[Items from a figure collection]
_ _ _ _ _ _ _

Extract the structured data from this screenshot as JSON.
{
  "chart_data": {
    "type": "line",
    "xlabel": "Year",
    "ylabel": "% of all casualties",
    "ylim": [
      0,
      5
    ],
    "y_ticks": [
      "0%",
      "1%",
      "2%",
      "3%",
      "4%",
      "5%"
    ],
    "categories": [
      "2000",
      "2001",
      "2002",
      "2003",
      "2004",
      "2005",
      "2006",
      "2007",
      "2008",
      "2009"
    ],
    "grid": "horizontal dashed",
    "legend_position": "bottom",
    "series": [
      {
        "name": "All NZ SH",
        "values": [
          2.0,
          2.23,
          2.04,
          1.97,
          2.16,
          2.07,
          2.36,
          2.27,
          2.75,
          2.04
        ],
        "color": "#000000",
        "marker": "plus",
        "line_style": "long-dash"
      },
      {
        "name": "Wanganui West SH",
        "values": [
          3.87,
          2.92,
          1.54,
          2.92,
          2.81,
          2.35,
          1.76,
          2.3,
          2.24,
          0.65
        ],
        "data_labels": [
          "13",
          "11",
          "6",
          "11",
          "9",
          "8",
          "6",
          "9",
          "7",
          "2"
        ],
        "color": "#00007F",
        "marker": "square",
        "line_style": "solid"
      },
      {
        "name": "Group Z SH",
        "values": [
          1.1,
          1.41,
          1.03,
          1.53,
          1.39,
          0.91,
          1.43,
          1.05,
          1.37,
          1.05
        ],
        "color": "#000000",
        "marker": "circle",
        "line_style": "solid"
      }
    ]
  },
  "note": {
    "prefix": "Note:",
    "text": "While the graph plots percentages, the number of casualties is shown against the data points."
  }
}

_ _ _ _ _ _ _

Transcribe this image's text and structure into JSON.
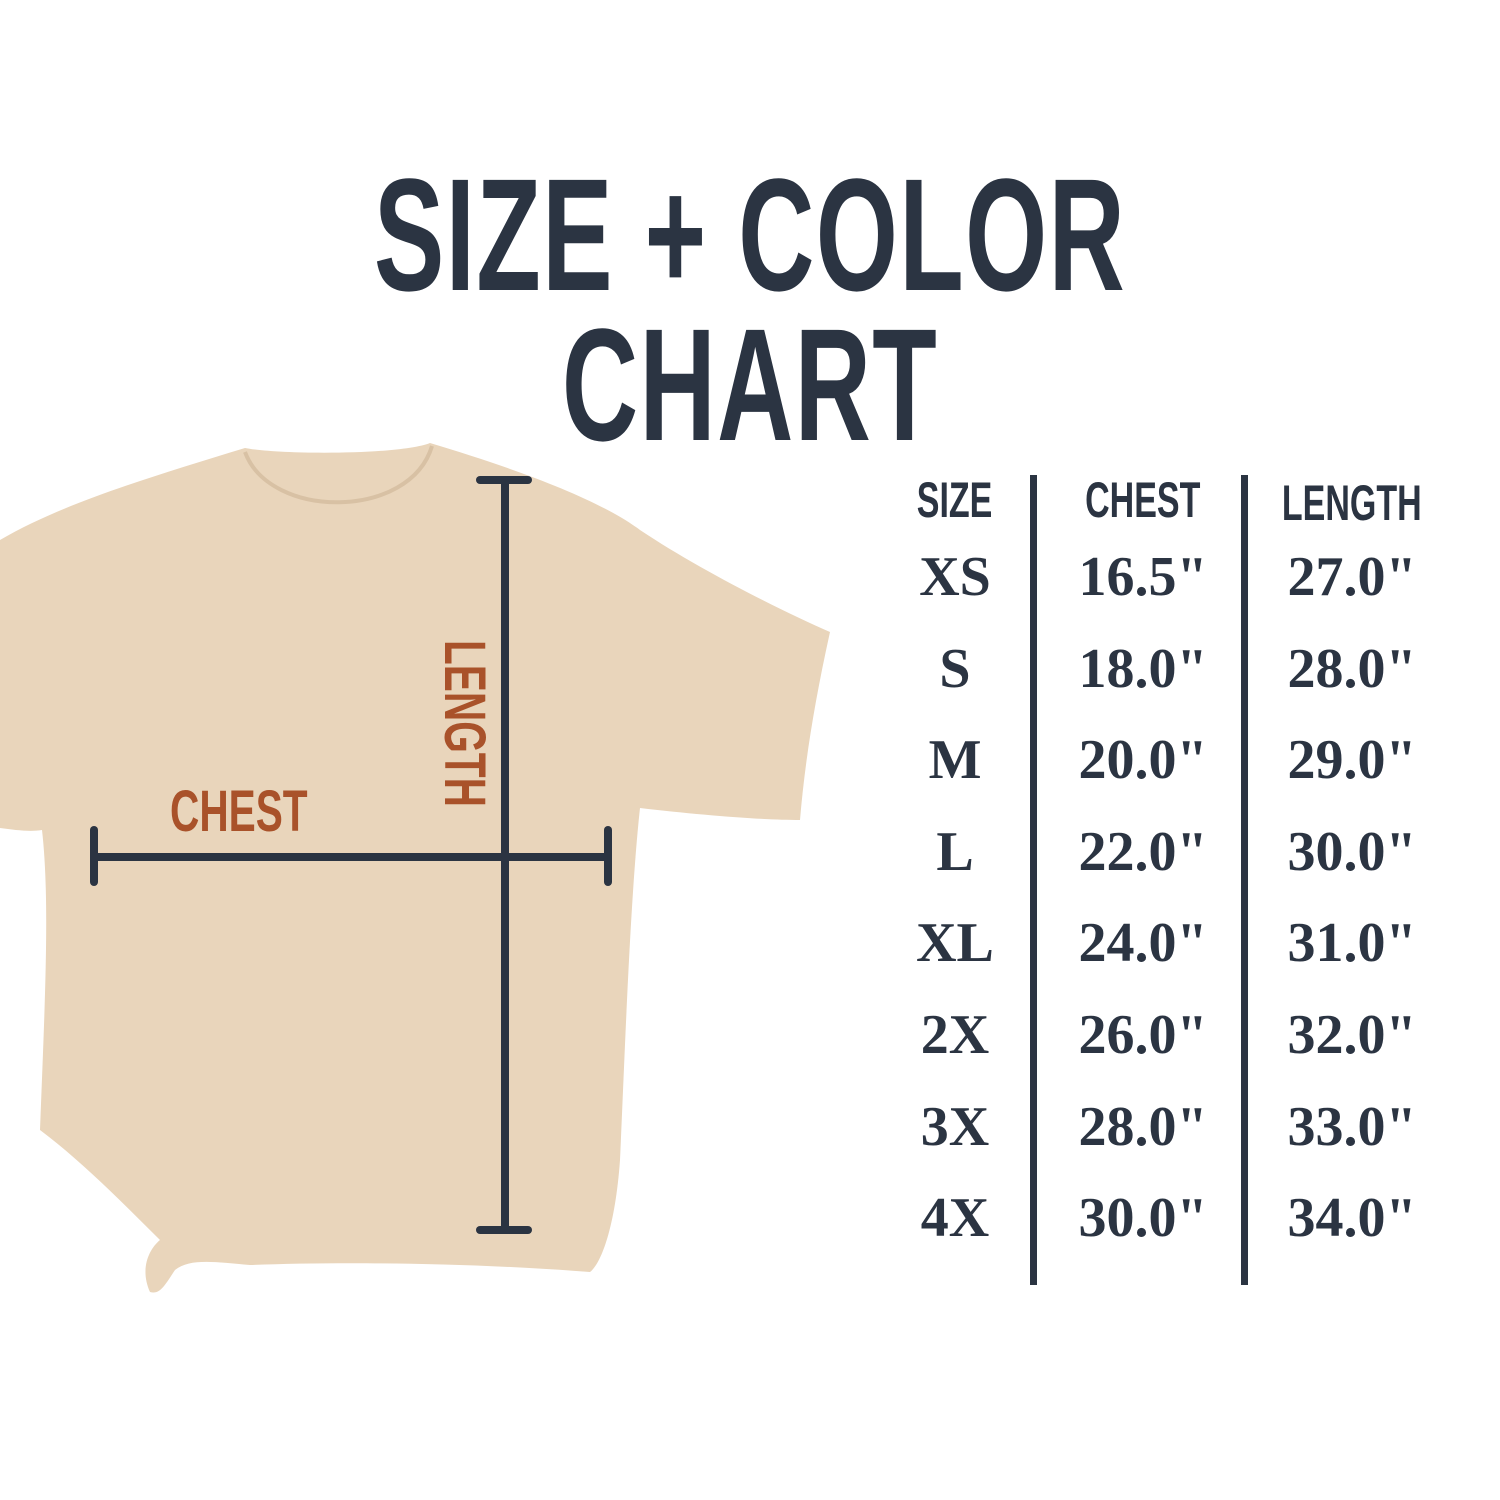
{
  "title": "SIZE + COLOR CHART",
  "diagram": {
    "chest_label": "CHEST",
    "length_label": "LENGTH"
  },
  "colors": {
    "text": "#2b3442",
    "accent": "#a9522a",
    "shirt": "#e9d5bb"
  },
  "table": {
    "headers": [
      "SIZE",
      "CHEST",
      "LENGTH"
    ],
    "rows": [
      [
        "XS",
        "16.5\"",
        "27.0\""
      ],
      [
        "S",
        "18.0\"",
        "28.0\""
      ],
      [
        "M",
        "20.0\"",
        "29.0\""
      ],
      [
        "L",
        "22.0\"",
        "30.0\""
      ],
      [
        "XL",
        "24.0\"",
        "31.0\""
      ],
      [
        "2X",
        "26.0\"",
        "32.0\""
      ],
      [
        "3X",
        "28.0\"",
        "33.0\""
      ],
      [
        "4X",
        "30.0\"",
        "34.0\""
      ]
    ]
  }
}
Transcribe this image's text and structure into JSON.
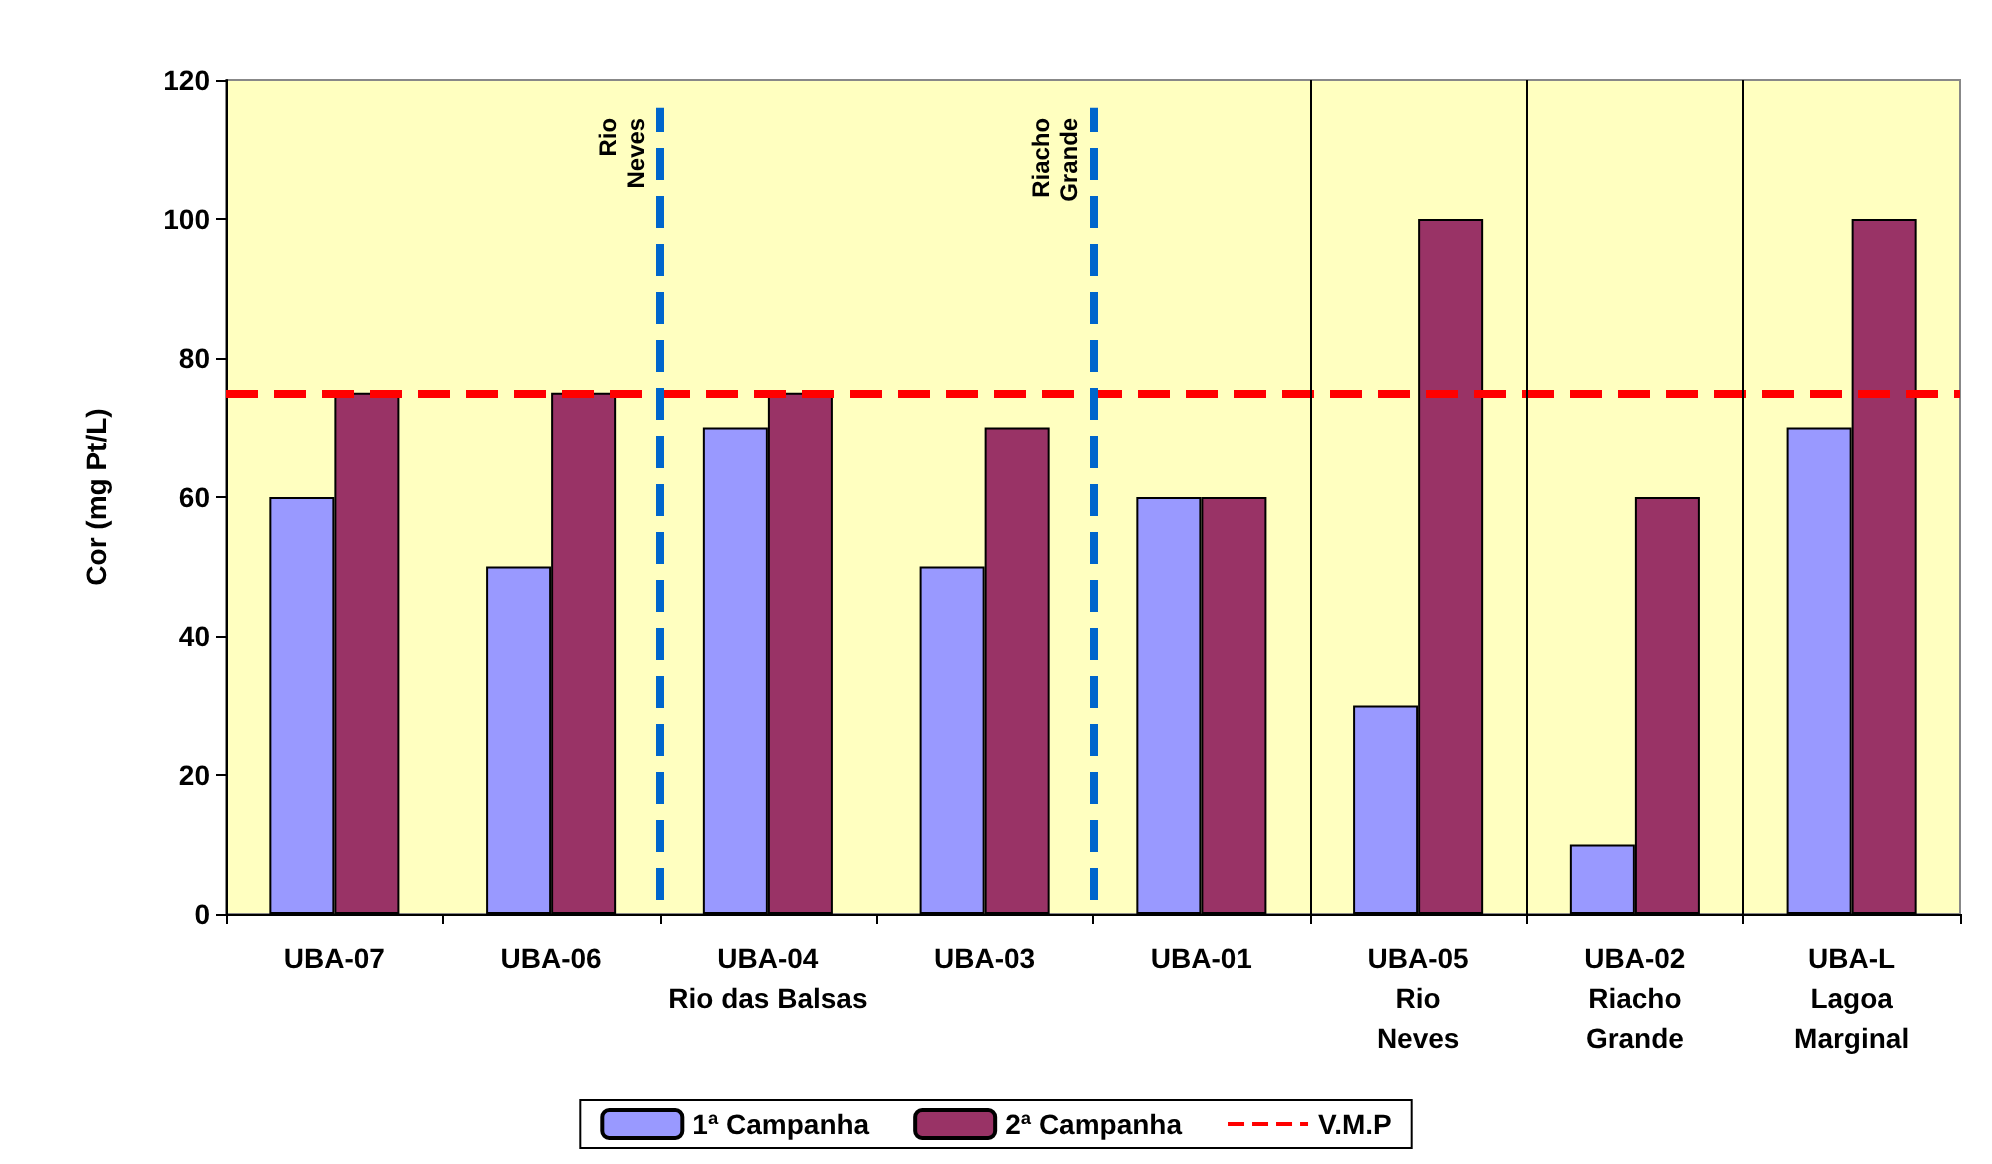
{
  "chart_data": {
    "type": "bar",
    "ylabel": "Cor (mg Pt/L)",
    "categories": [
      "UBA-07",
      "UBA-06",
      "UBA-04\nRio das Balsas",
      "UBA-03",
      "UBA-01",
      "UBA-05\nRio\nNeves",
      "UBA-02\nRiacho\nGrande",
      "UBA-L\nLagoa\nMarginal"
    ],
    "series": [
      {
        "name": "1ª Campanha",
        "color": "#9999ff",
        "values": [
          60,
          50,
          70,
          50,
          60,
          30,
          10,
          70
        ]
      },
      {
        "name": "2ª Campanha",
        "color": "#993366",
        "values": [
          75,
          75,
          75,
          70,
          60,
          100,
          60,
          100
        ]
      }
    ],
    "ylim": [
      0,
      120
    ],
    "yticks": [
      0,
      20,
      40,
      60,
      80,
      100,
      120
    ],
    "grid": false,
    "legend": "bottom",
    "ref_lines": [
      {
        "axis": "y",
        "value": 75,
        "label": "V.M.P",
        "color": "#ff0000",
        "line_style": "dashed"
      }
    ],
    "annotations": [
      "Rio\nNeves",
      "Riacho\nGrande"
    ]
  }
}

_ _ _ _ _ _ _

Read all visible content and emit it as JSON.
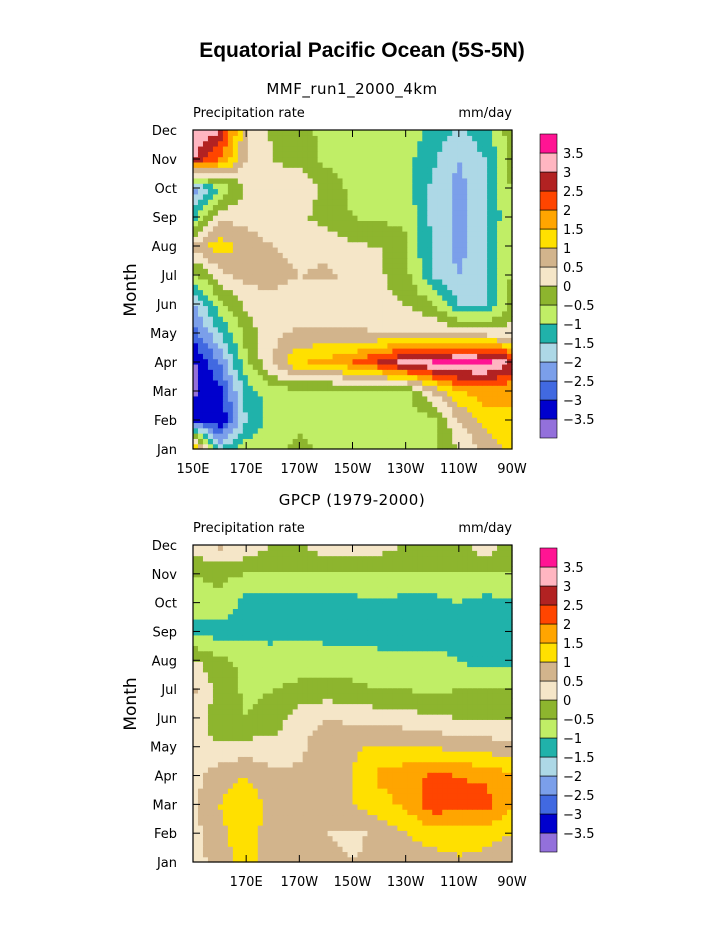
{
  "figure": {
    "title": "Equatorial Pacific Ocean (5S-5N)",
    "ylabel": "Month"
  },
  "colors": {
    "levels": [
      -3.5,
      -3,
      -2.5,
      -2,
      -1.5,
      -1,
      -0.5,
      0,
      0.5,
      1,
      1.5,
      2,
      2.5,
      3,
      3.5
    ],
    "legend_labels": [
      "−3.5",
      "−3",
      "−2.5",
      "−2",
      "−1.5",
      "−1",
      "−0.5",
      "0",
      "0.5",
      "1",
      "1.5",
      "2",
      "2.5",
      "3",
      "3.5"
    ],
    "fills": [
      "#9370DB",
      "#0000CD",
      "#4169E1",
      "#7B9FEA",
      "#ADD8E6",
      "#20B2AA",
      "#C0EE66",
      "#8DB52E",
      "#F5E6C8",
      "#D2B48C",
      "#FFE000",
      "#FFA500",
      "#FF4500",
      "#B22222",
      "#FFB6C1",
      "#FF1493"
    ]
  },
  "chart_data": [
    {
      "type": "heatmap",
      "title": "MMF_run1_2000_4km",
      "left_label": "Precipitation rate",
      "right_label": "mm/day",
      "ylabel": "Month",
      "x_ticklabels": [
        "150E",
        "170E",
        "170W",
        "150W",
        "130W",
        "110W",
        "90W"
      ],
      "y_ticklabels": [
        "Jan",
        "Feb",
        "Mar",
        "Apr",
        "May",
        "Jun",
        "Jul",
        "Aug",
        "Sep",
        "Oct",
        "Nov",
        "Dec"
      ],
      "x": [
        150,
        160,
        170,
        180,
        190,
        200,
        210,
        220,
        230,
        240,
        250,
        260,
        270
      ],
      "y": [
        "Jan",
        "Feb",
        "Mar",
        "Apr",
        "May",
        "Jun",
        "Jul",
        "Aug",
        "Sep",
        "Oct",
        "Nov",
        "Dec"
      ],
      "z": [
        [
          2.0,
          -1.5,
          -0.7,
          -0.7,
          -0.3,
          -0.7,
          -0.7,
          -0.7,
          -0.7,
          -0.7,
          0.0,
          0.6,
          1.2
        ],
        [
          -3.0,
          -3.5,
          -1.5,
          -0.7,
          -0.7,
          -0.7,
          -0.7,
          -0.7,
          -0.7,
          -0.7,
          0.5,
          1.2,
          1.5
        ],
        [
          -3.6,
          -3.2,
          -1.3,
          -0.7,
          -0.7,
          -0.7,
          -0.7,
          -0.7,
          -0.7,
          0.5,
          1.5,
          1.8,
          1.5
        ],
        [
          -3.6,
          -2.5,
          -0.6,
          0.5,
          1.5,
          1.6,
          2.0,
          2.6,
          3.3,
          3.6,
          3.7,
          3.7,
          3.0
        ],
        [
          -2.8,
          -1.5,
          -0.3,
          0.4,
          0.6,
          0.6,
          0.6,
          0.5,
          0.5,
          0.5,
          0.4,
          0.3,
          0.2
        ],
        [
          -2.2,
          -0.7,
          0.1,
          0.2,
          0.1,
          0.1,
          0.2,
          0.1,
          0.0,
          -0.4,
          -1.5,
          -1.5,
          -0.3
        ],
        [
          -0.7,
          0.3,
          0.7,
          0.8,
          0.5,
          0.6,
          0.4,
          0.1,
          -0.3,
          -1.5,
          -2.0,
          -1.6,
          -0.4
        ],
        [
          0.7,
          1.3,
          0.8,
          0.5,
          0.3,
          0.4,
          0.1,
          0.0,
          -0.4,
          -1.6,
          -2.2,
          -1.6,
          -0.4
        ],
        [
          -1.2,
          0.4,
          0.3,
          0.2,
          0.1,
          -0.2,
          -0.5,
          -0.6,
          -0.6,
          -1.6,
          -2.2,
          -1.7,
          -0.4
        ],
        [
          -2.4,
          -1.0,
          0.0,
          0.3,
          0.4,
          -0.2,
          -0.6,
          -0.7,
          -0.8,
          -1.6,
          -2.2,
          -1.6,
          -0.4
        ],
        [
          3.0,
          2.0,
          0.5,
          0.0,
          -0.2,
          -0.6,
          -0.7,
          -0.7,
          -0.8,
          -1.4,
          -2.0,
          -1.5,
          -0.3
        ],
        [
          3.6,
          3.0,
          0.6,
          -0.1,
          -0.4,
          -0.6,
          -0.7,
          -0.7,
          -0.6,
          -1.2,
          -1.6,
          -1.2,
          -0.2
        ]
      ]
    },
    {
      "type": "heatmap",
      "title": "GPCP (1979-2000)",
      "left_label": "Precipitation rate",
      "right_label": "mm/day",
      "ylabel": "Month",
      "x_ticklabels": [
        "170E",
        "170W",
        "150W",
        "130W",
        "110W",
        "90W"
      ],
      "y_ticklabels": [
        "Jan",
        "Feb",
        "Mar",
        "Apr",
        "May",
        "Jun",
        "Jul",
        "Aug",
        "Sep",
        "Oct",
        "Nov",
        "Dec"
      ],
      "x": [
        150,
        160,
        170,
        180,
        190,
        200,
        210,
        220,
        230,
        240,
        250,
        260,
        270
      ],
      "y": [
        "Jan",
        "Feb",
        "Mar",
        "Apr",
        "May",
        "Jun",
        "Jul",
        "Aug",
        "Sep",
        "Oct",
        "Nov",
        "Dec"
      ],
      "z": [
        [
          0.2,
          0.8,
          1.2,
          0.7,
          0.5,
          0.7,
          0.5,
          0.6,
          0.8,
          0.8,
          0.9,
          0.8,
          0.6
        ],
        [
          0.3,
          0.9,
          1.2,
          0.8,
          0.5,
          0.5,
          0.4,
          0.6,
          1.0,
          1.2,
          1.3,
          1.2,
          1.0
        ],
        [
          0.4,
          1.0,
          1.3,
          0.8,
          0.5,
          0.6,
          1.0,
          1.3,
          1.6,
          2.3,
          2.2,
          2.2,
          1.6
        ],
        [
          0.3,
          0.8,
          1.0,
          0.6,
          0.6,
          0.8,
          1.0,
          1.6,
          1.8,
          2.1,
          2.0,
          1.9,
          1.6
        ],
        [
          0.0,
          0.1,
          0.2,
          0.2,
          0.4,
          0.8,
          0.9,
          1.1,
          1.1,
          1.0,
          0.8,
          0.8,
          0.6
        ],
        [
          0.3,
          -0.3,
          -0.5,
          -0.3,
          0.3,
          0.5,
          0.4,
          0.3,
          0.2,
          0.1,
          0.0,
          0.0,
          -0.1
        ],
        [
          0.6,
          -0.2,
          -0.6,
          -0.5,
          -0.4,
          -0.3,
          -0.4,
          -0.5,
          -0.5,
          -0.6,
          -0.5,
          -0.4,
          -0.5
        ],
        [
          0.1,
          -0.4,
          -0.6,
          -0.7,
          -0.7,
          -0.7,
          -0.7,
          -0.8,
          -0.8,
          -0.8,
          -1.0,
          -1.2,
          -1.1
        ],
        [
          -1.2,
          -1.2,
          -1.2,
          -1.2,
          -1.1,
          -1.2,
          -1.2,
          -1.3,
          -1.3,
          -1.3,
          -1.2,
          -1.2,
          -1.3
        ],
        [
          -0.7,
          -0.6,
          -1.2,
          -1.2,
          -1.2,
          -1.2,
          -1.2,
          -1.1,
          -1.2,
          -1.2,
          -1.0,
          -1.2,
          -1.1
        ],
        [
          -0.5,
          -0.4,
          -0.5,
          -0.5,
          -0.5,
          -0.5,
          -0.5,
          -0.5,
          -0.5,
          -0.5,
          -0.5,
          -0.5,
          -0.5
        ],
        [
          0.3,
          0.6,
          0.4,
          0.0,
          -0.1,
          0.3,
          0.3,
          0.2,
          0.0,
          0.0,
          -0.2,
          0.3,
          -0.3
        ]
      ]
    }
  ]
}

_ _ _ _ _ _ _

Instruction: Gather each line of the listing containing the word "type" and show it.

Exercise response:
    "type": "line",
    "type": "bar",
      "type": "heatmap",
      "type": "heatmap",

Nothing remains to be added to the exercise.